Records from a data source
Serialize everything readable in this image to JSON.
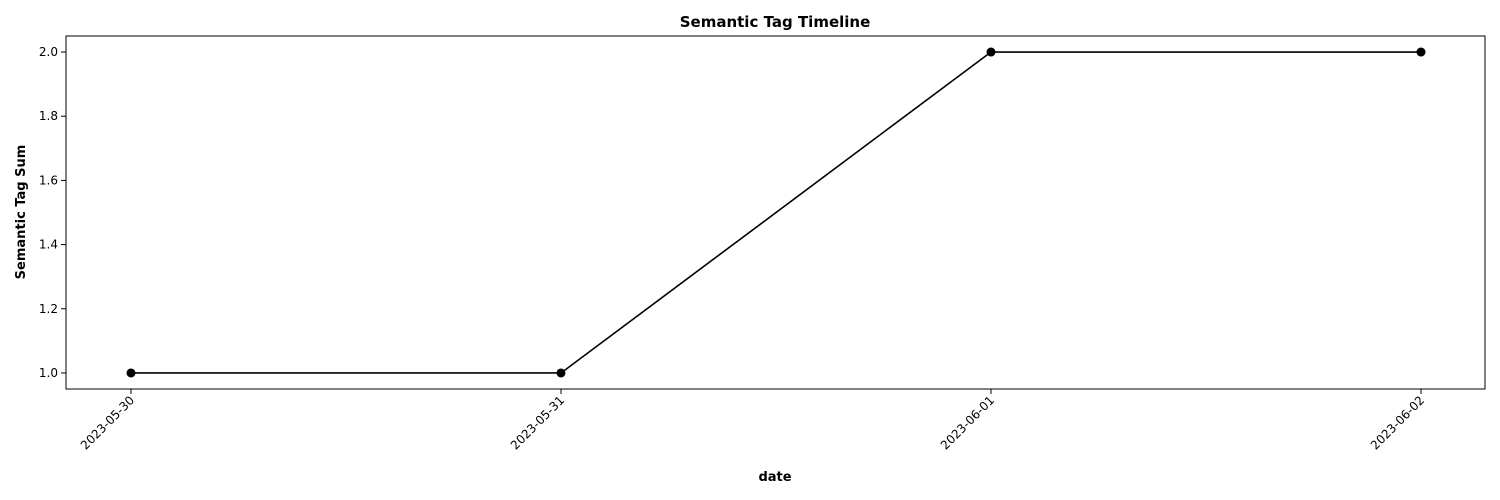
{
  "chart_data": {
    "type": "line",
    "title": "Semantic Tag Timeline",
    "xlabel": "date",
    "ylabel": "Semantic Tag Sum",
    "x": [
      "2023-05-30",
      "2023-05-31",
      "2023-06-01",
      "2023-06-02"
    ],
    "y_ticks": [
      "1.0",
      "1.2",
      "1.4",
      "1.6",
      "1.8",
      "2.0"
    ],
    "series": [
      {
        "values": [
          1,
          1,
          2,
          2
        ],
        "color": "#000000",
        "marker": "circle"
      }
    ],
    "ylim": [
      0.95,
      2.05
    ],
    "grid": false,
    "legend": "none"
  }
}
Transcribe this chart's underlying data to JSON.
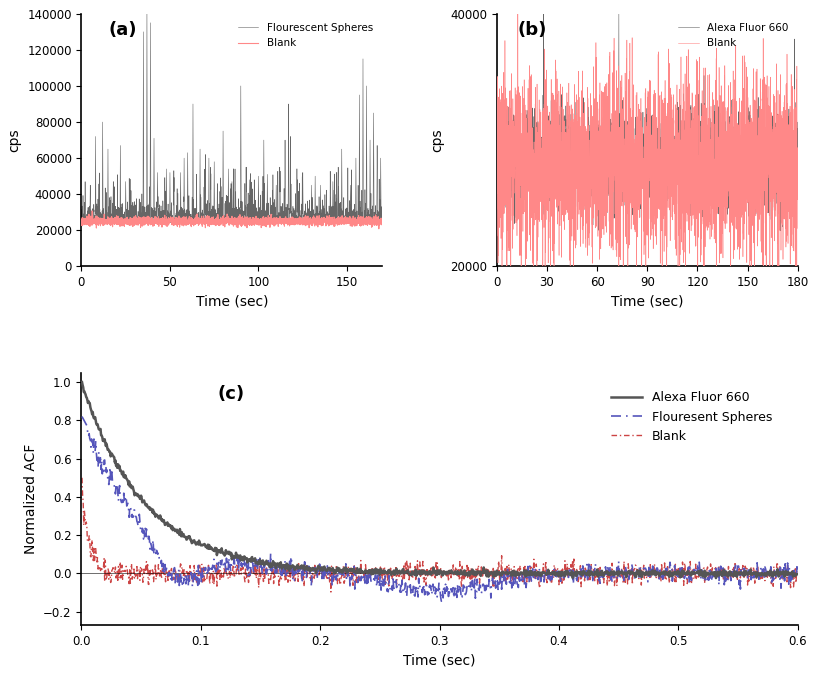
{
  "panel_a": {
    "label": "(a)",
    "xlim": [
      0,
      170
    ],
    "ylim": [
      0,
      140000
    ],
    "yticks": [
      0,
      20000,
      40000,
      60000,
      80000,
      100000,
      120000,
      140000
    ],
    "xticks": [
      0,
      50,
      100,
      150
    ],
    "xlabel": "Time (sec)",
    "ylabel": "cps",
    "legend_spheres": "Flourescent Spheres",
    "legend_blank": "Blank",
    "color_spheres": "#666666",
    "color_blank": "#ff8888"
  },
  "panel_b": {
    "label": "(b)",
    "xlim": [
      0,
      180
    ],
    "ylim": [
      20000,
      40000
    ],
    "yticks": [
      20000,
      40000
    ],
    "xticks": [
      0,
      30,
      60,
      90,
      120,
      150,
      180
    ],
    "xlabel": "Time (sec)",
    "ylabel": "cps",
    "legend_alexa": "Alexa Fluor 660",
    "legend_blank": "Blank",
    "color_alexa": "#666666",
    "color_blank": "#ff8888"
  },
  "panel_c": {
    "label": "(c)",
    "xlim": [
      0.0,
      0.6
    ],
    "ylim": [
      -0.27,
      1.05
    ],
    "yticks": [
      -0.2,
      0.0,
      0.2,
      0.4,
      0.6,
      0.8,
      1.0
    ],
    "xticks": [
      0.0,
      0.1,
      0.2,
      0.3,
      0.4,
      0.5,
      0.6
    ],
    "xlabel": "Time (sec)",
    "ylabel": "Normalized ACF",
    "legend_alexa": "Alexa Fluor 660",
    "legend_spheres": "Flouresent Spheres",
    "legend_blank": "Blank",
    "color_alexa": "#555555",
    "color_spheres": "#5555bb",
    "color_blank": "#cc4444"
  },
  "figure_bg": "#ffffff"
}
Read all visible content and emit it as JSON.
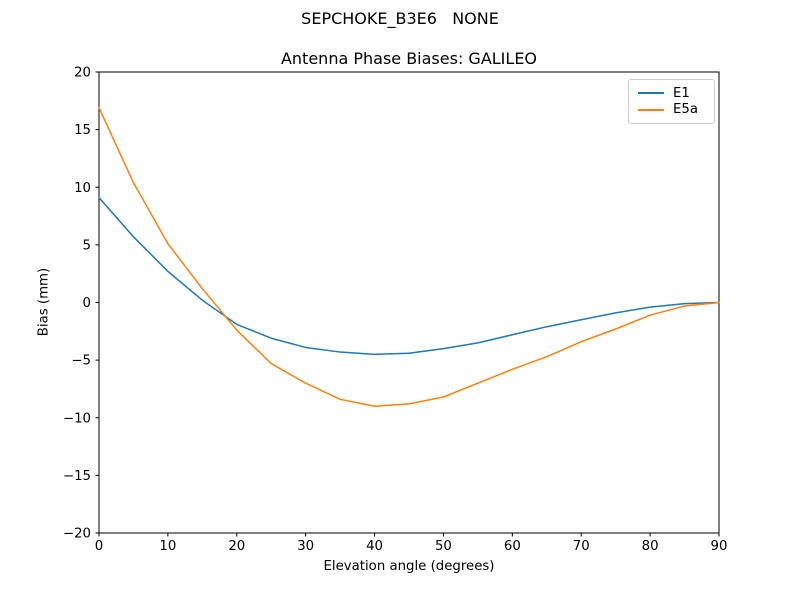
{
  "figure": {
    "title": "SEPCHOKE_B3E6   NONE",
    "subtitle": "Antenna Phase Biases: GALILEO",
    "background_color": "#ffffff"
  },
  "chart_data": {
    "type": "line",
    "suptitle": "SEPCHOKE_B3E6   NONE",
    "title": "Antenna Phase Biases: GALILEO",
    "xlabel": "Elevation angle (degrees)",
    "ylabel": "Bias (mm)",
    "xlim": [
      0,
      90
    ],
    "ylim": [
      -20,
      20
    ],
    "grid": false,
    "legend_position": "upper right",
    "x_ticks": [
      0,
      10,
      20,
      30,
      40,
      50,
      60,
      70,
      80,
      90
    ],
    "y_ticks": [
      -20,
      -15,
      -10,
      -5,
      0,
      5,
      10,
      15,
      20
    ],
    "x_tick_labels": [
      "0",
      "10",
      "20",
      "30",
      "40",
      "50",
      "60",
      "70",
      "80",
      "90"
    ],
    "y_tick_labels": [
      "−20",
      "−15",
      "−10",
      "−5",
      "0",
      "5",
      "10",
      "15",
      "20"
    ],
    "x": [
      0,
      5,
      10,
      15,
      20,
      25,
      30,
      35,
      40,
      45,
      50,
      55,
      60,
      65,
      70,
      75,
      80,
      85,
      90
    ],
    "series": [
      {
        "name": "E1",
        "color": "#1f77b4",
        "values": [
          9.1,
          5.7,
          2.7,
          0.2,
          -1.9,
          -3.1,
          -3.9,
          -4.3,
          -4.5,
          -4.4,
          -4.0,
          -3.5,
          -2.8,
          -2.1,
          -1.5,
          -0.9,
          -0.4,
          -0.1,
          0.0
        ]
      },
      {
        "name": "E5a",
        "color": "#ff7f0e",
        "values": [
          16.9,
          10.4,
          5.1,
          1.2,
          -2.4,
          -5.3,
          -7.0,
          -8.4,
          -9.0,
          -8.8,
          -8.2,
          -7.0,
          -5.8,
          -4.7,
          -3.4,
          -2.3,
          -1.1,
          -0.3,
          0.0
        ]
      }
    ]
  },
  "legend": {
    "items": [
      {
        "label": "E1",
        "color": "#1f77b4"
      },
      {
        "label": "E5a",
        "color": "#ff7f0e"
      }
    ]
  },
  "style": {
    "axis_color": "#000000",
    "line_width": 1.5
  }
}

**EXERCISE**
Report how many lines above hold the string "ffffff", giving nothing but the number.

**EXERCISE SOLUTION**
2